=== SUPPLIED RECORDS ===

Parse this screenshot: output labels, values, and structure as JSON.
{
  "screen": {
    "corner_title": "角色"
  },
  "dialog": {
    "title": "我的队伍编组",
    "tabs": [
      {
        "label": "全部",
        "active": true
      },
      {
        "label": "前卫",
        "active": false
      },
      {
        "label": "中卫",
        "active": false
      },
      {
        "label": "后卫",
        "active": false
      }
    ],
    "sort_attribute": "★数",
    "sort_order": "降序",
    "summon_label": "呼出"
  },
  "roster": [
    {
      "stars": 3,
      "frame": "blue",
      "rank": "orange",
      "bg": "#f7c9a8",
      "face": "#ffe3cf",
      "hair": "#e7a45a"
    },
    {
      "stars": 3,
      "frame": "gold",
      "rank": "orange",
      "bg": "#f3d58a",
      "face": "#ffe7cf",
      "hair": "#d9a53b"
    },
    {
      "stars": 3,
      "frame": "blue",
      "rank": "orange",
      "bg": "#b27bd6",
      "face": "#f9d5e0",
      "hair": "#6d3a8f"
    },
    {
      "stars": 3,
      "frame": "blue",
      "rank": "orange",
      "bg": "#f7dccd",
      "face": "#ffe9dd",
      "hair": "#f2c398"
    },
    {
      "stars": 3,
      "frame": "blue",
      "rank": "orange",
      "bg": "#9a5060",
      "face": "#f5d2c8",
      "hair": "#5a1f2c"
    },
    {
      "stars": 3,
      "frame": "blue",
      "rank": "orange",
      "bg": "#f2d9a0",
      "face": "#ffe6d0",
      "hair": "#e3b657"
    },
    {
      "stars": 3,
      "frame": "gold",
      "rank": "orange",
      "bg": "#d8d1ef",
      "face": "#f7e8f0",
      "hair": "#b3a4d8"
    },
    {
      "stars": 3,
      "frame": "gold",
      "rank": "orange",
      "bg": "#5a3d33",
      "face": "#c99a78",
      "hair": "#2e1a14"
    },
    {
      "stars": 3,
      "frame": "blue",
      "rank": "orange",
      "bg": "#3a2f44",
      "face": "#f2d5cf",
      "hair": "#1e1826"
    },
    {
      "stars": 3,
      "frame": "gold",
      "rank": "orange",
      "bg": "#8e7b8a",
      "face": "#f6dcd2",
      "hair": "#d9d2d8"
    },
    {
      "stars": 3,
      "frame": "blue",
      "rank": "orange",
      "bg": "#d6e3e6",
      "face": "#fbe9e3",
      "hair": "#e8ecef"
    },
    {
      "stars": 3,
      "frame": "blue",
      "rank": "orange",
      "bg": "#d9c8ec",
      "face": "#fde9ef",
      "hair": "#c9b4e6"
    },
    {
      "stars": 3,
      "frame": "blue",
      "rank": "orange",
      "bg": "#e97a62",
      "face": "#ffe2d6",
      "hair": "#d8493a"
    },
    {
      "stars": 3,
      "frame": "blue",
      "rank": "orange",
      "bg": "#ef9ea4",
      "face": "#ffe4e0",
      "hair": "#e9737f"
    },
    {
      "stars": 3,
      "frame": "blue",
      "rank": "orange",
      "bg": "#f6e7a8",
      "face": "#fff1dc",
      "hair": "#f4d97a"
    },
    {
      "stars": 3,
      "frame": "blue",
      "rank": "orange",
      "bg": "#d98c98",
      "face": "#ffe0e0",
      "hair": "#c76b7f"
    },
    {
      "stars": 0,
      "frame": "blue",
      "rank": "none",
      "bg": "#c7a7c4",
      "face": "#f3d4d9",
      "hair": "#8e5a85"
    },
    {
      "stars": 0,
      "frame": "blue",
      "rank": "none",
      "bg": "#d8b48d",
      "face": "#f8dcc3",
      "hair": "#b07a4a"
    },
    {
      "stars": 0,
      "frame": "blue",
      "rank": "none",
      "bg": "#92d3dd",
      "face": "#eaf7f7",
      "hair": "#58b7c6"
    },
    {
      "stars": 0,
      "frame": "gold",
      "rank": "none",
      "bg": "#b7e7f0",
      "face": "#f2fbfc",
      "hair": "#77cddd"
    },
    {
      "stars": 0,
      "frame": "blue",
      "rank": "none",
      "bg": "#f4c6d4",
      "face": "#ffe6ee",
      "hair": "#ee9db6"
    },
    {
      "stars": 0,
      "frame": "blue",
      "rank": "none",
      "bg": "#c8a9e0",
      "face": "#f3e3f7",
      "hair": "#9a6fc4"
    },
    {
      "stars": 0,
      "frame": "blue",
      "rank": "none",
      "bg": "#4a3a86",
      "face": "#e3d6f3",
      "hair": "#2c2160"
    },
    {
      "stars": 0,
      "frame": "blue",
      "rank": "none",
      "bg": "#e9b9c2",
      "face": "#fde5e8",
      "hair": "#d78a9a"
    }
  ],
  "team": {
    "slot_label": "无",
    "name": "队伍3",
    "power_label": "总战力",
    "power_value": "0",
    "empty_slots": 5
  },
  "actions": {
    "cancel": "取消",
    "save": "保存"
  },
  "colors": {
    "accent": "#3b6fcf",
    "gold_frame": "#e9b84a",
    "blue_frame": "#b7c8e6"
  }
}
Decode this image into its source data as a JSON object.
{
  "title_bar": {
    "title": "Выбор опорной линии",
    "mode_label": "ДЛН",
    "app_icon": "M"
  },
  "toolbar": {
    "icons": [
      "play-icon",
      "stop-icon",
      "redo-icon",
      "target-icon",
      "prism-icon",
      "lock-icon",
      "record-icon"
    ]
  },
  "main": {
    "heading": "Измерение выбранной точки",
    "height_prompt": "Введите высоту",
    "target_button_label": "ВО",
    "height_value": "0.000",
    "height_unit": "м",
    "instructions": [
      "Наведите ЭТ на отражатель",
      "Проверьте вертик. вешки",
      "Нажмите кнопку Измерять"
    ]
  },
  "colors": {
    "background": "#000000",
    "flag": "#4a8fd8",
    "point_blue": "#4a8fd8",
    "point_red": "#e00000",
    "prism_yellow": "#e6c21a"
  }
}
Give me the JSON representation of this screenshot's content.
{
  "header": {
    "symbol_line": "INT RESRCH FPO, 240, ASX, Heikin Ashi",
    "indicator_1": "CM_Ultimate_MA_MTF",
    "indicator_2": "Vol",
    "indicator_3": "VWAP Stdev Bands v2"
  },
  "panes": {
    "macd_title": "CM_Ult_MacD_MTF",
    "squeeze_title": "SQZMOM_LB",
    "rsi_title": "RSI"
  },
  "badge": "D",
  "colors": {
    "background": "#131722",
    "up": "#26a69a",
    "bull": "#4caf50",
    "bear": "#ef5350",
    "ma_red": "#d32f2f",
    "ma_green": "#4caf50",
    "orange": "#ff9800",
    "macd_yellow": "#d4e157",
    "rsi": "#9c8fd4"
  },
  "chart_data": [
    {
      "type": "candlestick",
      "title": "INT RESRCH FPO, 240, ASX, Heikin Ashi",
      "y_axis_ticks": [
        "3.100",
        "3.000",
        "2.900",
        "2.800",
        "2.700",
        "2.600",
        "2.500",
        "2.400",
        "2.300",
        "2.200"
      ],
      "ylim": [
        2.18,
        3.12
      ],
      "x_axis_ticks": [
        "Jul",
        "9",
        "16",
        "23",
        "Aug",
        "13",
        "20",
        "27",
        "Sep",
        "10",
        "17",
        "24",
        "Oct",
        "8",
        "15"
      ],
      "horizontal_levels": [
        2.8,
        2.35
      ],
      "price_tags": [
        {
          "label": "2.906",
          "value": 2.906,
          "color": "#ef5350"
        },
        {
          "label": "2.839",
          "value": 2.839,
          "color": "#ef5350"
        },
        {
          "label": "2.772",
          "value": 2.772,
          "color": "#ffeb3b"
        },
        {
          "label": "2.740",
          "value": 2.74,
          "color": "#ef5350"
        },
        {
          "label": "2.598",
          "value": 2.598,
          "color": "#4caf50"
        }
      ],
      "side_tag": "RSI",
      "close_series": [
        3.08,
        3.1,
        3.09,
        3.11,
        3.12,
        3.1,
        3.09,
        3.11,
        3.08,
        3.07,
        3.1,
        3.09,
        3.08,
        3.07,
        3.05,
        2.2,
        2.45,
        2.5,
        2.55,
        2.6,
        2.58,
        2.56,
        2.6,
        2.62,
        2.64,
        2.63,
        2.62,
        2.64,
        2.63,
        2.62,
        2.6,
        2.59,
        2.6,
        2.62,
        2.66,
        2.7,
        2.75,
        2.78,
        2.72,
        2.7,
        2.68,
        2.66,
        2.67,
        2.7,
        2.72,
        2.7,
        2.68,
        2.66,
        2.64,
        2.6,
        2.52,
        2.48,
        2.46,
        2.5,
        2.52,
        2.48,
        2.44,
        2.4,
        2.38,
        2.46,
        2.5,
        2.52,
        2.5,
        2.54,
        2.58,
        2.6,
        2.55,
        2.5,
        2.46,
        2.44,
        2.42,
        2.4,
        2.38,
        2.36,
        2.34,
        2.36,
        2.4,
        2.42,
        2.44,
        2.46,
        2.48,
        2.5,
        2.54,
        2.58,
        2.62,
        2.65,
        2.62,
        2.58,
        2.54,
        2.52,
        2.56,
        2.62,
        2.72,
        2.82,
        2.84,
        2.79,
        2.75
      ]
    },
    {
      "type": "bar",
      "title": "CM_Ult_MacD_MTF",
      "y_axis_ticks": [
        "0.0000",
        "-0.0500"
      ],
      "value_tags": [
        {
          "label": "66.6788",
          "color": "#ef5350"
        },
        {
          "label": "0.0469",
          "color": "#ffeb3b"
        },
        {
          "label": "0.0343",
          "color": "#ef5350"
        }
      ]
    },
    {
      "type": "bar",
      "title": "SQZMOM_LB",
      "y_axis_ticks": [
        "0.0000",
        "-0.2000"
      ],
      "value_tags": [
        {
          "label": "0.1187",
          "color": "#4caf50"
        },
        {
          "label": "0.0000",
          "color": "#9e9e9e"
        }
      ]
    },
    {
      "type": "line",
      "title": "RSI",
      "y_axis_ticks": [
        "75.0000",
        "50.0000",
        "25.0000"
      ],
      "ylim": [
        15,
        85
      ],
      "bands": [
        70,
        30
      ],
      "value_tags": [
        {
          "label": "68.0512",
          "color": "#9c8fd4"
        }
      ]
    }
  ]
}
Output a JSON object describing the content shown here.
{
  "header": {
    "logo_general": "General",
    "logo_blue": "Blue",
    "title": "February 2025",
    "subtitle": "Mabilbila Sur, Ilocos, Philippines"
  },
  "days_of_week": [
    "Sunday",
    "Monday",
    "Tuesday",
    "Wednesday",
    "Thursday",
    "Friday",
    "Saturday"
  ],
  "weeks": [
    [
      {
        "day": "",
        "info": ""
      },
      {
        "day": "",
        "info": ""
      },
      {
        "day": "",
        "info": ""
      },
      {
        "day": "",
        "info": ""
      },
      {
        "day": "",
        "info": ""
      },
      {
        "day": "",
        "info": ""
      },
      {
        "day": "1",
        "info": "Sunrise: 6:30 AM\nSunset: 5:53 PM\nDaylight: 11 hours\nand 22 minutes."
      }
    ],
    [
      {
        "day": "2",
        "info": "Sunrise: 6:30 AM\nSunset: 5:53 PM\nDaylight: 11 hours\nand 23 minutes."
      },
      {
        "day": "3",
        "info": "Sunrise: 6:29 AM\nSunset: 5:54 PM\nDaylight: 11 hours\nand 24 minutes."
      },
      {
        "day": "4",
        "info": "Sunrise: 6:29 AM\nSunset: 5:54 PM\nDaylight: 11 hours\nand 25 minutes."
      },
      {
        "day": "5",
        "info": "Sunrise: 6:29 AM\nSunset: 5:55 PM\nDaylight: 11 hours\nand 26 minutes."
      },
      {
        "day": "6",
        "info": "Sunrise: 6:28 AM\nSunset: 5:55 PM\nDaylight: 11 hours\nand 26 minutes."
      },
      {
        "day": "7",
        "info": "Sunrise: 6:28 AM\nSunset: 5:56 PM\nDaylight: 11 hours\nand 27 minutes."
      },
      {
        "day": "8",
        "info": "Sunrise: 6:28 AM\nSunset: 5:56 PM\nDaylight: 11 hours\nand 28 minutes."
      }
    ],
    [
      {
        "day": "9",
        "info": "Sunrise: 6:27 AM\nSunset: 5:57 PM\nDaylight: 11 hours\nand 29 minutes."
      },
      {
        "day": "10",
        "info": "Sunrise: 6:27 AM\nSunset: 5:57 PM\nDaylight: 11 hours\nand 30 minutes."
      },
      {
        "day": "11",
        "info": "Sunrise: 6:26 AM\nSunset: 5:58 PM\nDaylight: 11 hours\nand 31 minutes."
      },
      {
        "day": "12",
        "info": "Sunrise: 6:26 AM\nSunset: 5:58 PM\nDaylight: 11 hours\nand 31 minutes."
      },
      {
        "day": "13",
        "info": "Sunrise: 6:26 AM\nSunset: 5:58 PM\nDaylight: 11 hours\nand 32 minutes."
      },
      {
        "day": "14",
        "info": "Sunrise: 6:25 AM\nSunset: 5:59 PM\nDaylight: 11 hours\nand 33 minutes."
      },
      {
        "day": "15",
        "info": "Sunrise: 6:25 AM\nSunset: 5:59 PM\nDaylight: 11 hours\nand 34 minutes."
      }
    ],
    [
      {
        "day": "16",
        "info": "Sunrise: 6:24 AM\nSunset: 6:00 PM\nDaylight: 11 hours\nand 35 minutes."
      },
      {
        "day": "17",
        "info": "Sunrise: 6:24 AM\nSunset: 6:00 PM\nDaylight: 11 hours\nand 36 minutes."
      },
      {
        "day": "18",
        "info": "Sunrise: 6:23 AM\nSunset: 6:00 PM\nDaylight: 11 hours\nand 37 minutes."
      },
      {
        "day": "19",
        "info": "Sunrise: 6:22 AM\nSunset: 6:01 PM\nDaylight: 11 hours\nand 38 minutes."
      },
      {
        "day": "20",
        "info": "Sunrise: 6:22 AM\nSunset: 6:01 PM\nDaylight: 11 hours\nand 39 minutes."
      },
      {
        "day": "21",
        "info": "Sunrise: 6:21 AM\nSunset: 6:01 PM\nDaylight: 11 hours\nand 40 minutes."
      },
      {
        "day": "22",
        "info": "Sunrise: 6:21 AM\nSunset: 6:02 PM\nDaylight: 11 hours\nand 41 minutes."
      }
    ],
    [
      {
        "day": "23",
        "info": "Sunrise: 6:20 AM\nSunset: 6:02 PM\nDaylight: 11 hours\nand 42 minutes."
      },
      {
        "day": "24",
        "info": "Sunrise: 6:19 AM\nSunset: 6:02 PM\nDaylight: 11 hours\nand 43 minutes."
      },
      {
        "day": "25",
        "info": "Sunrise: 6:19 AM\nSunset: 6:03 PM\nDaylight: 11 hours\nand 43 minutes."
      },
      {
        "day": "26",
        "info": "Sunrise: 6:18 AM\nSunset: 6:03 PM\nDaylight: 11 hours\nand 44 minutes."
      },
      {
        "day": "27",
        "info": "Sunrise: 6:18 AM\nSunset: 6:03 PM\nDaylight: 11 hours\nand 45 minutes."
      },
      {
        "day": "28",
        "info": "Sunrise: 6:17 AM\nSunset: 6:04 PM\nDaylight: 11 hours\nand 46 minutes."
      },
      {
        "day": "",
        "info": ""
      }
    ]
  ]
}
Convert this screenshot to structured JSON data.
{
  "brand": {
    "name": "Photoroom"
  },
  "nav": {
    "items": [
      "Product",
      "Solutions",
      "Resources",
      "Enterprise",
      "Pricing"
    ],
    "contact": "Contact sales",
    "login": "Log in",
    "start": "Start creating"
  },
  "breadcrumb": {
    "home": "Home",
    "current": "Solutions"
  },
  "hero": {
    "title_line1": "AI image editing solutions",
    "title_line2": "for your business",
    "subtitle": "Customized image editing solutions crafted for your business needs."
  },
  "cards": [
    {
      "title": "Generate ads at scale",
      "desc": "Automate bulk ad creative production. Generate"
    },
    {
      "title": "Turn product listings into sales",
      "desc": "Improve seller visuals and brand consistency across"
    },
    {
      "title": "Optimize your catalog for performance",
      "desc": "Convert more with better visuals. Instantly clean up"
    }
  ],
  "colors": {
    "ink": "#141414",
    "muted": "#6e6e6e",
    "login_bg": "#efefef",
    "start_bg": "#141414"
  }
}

===

SHORT PROBLEM: Scan the records for the string "Generate". Copy each line in which it appears.

ANSWER TO THIS PROBLEM:
      "title": "Generate ads at scale",
      "desc": "Automate bulk ad creative production. Generate"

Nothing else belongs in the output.